ENUNCIADO A >> Enumera todos los partidos políticos que se nombran en el texto sobre el plan de pacificación.
ENUNCIADO B >> Retoma el texto sobre el plan de pacificación y escribe su continuación a partir del punto en que termina.

TEXTO DE LA PÁGINA >>
El plan
presentado por el presidente electo para pacificar al país y atacar las causas
que provocan la inseguridad y la violencia, ha sido recibido con escepticismo
por algunos de los autodenominados expertos[1]; con críticas de parte de la
CNDH, al menos en algunos aspectos de la propuesta; con un franco rechazo de
parte de los partidos de oposición[2]; y con el apoyo de los
organismos empresariales.
Lo que más
se cuestiona es la permanencia de las fuerzas armadas como actor principal en
el combate al crimen, pero ahora “disfrazando” su participación con la creación
de la Guardia Nacional.
También se
le critica el que no haya un planteamiento de fondo para reformar y mejorar a
las policías, tanto a la federal, como a las estatales y municipales. Así como,
el que no haya una propuesta para reestructurar la procuración y administración
de justicia, por más que existan algunos planteamientos al respecto.
Todo ello,
justo cuando la Suprema Corte de Justicia de la Nación acaba de considerar que
la Ley de Seguridad Interior promulgada por Peña Nieto es inconstitucional, con
lo que la participación de las fuerzas armadas en materia de seguridad pública,
queda nuevamente a la espera de un marco jurídico apropiado que la avale; algo
a lo que se ha comprometido López Obrador, señalando incluso la necesidad de
reformar la Constitución para que la participación de los militares y marinos
en dicha materia, quede protegida desde la Carta Magna, para posteriormente poder
ser regulada con una ley específica.
Asimismo, la
mayoría de Morena y sus aliados en el Senado aprobaron la Ley Orgánica de la
que será la Fiscalía General de la Nación, con la oposición del PRI, PAN y PRD,
que consideraron que el presidente de la República mantendrá la última palabra
en el nombramiento del fiscal, y por lo tanto tendrá una influencia
determinante en su actuación.
En este
caso, es comprensible que López Obrador haya optado por una propuesta menos
ambiciosa, ya que la derecha latinoamericana, junto con los Estados Unidos, han
utilizado a las supuestas “fiscalías independientes” para atacar y
eventualmente derrocar a gobiernos de izquierda que no obedecen las ordenes de
los “mercados”, ni de Washington. Por ello, López Obrador no quiere quedar a
expensas de fiscales que reciban sus órdenes de los oligarcas mexicanos o del gobierno estadounidense,
cuando alguna de las política públicas que impulse, no sean del agrado de esos
actores políticos.

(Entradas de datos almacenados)
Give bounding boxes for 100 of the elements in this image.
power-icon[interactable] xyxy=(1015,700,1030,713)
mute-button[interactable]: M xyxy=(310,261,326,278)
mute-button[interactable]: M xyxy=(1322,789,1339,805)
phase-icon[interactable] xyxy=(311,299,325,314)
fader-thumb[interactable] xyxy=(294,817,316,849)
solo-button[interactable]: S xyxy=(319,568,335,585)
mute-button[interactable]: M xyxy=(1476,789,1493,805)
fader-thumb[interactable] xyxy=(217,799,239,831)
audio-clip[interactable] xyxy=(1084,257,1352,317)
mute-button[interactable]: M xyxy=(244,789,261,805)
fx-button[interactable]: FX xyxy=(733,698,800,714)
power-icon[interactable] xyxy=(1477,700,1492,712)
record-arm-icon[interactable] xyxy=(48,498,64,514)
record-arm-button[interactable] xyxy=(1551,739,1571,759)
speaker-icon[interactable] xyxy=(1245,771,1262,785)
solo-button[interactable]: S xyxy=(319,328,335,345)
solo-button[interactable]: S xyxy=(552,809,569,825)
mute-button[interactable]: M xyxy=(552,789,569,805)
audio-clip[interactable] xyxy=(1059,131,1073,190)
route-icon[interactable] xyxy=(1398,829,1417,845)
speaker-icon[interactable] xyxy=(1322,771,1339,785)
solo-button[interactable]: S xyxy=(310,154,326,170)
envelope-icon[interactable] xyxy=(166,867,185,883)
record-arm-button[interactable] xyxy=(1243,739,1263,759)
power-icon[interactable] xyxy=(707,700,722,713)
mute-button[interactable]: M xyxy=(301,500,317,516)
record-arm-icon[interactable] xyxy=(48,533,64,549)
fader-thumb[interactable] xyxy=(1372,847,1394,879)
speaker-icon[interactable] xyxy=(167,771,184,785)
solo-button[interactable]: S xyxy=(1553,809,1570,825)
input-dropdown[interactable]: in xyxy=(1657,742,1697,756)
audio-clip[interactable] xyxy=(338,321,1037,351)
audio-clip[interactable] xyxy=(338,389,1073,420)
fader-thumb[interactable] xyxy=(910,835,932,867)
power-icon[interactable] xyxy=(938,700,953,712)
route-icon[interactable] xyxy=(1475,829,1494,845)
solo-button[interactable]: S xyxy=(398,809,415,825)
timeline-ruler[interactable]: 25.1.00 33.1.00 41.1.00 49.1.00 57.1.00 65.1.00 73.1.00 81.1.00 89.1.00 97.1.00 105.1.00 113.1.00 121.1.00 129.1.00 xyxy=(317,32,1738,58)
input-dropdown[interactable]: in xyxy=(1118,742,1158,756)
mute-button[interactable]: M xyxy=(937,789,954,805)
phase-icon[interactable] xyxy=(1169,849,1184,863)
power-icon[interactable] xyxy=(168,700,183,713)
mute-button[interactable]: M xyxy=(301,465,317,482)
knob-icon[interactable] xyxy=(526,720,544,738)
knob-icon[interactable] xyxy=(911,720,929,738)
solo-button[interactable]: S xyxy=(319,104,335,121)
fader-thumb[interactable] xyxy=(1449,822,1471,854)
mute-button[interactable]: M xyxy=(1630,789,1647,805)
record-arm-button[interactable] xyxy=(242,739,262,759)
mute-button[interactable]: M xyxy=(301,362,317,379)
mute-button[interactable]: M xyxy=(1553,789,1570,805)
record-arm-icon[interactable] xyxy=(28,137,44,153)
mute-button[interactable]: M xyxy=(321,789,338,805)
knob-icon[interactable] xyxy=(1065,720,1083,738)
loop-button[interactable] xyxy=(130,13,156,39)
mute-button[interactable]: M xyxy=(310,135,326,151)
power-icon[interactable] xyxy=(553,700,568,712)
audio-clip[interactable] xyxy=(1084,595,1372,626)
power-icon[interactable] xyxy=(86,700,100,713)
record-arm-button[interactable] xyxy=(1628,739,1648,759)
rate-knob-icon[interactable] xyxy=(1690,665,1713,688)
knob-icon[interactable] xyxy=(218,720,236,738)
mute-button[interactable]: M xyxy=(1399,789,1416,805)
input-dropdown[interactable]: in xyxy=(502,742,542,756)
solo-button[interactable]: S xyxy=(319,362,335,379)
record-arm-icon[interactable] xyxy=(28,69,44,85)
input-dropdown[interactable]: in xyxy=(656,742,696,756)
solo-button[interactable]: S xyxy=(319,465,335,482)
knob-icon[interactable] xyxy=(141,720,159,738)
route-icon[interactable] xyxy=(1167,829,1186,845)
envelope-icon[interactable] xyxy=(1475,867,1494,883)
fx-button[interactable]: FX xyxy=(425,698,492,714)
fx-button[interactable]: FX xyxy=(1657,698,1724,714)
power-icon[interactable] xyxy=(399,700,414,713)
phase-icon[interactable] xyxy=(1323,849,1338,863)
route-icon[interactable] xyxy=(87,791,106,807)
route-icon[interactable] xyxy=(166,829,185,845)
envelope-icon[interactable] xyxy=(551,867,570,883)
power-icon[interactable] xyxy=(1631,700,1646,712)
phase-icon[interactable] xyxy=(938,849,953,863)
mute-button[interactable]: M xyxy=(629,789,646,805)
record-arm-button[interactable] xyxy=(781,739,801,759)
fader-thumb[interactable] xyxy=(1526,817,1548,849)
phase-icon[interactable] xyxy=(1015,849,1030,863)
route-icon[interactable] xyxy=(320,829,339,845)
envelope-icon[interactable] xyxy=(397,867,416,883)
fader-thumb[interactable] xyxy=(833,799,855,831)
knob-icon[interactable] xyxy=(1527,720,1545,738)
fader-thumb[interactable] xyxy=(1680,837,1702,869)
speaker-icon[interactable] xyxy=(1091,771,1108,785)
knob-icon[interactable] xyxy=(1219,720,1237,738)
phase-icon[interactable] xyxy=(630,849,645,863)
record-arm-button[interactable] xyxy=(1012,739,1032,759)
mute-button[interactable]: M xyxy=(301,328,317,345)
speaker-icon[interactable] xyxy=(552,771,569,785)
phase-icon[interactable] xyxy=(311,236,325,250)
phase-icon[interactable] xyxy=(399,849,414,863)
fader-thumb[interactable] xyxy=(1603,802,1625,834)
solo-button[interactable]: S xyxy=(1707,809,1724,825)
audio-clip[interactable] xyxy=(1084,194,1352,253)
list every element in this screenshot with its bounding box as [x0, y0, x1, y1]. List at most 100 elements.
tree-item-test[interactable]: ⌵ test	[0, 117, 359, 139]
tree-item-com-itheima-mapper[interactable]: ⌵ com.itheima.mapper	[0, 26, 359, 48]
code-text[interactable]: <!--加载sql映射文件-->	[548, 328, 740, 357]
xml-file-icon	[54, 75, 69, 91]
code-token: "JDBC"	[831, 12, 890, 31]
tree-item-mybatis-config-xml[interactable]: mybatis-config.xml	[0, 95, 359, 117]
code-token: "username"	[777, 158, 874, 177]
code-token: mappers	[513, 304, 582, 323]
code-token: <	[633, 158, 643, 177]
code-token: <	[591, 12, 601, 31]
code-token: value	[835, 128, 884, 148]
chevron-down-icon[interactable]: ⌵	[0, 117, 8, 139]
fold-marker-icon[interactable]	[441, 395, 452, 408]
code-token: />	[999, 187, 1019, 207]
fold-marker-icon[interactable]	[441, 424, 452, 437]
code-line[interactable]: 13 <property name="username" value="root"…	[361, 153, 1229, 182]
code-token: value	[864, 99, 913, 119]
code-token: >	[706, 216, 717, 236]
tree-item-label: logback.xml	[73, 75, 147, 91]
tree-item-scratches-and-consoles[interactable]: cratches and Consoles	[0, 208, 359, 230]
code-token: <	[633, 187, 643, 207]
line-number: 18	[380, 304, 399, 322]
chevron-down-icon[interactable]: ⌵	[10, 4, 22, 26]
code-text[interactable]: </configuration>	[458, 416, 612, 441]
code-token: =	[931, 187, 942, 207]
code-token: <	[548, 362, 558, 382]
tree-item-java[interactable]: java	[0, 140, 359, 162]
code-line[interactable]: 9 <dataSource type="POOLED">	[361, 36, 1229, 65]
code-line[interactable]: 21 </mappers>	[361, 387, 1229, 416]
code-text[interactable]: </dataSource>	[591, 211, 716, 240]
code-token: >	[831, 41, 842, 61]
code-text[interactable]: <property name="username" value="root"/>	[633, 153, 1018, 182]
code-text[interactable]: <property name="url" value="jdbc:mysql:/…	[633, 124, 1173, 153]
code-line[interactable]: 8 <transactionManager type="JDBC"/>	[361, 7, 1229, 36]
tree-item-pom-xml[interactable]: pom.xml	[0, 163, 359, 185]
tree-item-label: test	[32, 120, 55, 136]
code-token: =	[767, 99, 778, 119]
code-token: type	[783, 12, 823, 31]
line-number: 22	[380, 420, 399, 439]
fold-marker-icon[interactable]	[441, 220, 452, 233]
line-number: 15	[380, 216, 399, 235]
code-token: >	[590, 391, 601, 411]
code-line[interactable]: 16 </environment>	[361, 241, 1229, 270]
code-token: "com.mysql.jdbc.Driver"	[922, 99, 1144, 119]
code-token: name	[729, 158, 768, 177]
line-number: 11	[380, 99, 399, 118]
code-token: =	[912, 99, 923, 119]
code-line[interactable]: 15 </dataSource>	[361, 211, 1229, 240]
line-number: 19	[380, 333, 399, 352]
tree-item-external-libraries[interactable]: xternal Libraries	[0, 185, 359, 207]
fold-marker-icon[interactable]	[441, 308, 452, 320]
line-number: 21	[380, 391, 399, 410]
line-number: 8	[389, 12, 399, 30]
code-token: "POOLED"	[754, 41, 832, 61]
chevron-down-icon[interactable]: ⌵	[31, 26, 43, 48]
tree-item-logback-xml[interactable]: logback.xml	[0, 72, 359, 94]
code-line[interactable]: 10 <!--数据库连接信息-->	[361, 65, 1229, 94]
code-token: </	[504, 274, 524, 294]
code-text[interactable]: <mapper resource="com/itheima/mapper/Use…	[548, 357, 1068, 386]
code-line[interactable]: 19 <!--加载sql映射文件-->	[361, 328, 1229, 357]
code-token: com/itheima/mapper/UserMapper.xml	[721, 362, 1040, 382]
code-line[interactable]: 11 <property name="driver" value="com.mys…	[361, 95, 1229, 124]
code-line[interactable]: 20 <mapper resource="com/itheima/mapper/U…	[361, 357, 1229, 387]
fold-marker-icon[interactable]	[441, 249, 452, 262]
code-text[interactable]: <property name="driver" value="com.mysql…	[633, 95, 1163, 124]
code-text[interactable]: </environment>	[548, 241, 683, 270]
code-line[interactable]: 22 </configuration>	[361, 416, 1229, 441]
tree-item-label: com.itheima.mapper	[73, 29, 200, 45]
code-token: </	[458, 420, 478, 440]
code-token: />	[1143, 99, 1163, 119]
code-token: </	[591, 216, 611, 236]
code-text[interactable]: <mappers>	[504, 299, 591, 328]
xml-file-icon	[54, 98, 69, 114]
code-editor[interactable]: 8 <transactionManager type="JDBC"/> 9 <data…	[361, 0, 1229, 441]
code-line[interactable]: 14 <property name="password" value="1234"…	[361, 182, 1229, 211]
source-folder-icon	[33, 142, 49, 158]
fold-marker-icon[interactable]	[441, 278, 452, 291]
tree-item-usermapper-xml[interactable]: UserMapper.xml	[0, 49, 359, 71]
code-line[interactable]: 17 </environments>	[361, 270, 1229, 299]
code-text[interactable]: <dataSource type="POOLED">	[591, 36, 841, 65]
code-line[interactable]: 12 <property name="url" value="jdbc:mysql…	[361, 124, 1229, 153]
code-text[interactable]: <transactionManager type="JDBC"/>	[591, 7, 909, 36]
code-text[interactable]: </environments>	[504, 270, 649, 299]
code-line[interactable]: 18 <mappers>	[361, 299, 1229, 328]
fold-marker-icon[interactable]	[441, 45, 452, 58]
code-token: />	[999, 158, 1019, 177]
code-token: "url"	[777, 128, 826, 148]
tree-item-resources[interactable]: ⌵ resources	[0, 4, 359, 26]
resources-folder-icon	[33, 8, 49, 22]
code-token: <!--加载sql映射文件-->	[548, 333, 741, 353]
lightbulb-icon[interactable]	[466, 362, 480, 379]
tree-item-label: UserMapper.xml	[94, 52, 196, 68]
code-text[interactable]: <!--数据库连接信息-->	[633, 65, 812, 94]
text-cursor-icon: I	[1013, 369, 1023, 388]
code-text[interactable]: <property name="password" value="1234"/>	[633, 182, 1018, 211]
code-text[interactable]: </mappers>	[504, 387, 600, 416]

RESPUESTA A >> Morena, PRI, PAN, PRD

RESPUESTA B >>
López Obrador
y su equipo cercano, junto con los altos mandos de las fuerzas armadas,
llegaron a la conclusión que retirar de una manera precipitada a los militares
y marinos de las funciones de seguridad pública, sólo ocasionaría un aumento de
la violencia e inseguridad, en vista de que la reforma de las policías, algo
que se ha intentado infructuosamente desde hace más de dos décadas, no se podrá
realizar en el corto plazo.
López Obrador
sabe que si en sus dos primeros años de gobierno, no se advierte una
disminución ostensible en los niveles de inseguridad y violencia en el país, su
gobierno sufrirá electoralmente las consecuencias en las elecciones intermedias
del 2021, y muy probablemente la muy laxa coalición gobernante que lo apoya
podría comenzar a resquebrajarse a mitad de su sexenio.
De ahí que
prefiera que los militares sigan en las labores de seguridad pública, pero
ensayando un nuevo enfoque, a través de la creación de la Guardia Nacional,
conformada de manera híbrida por policías militares, marinos y civiles; junto
con otras medidas novedosas como la posible legalización del consumo de la marihuana
y del cultivo de la amapola; una amnistía limitada a ciertos grupos criminales,
con objeto de que se retiren de esa actividad; y una estrecha cooperación con Estados
Unidos en el tema, para evitar presiones excesivas de los vecinos del Norte; y
a la vez, mantener el apoyo del sector empresarial en esta materia, para de esa
forma mejorar los canales de comunicación y colaboración con estos dos
estratégicos actores políticos.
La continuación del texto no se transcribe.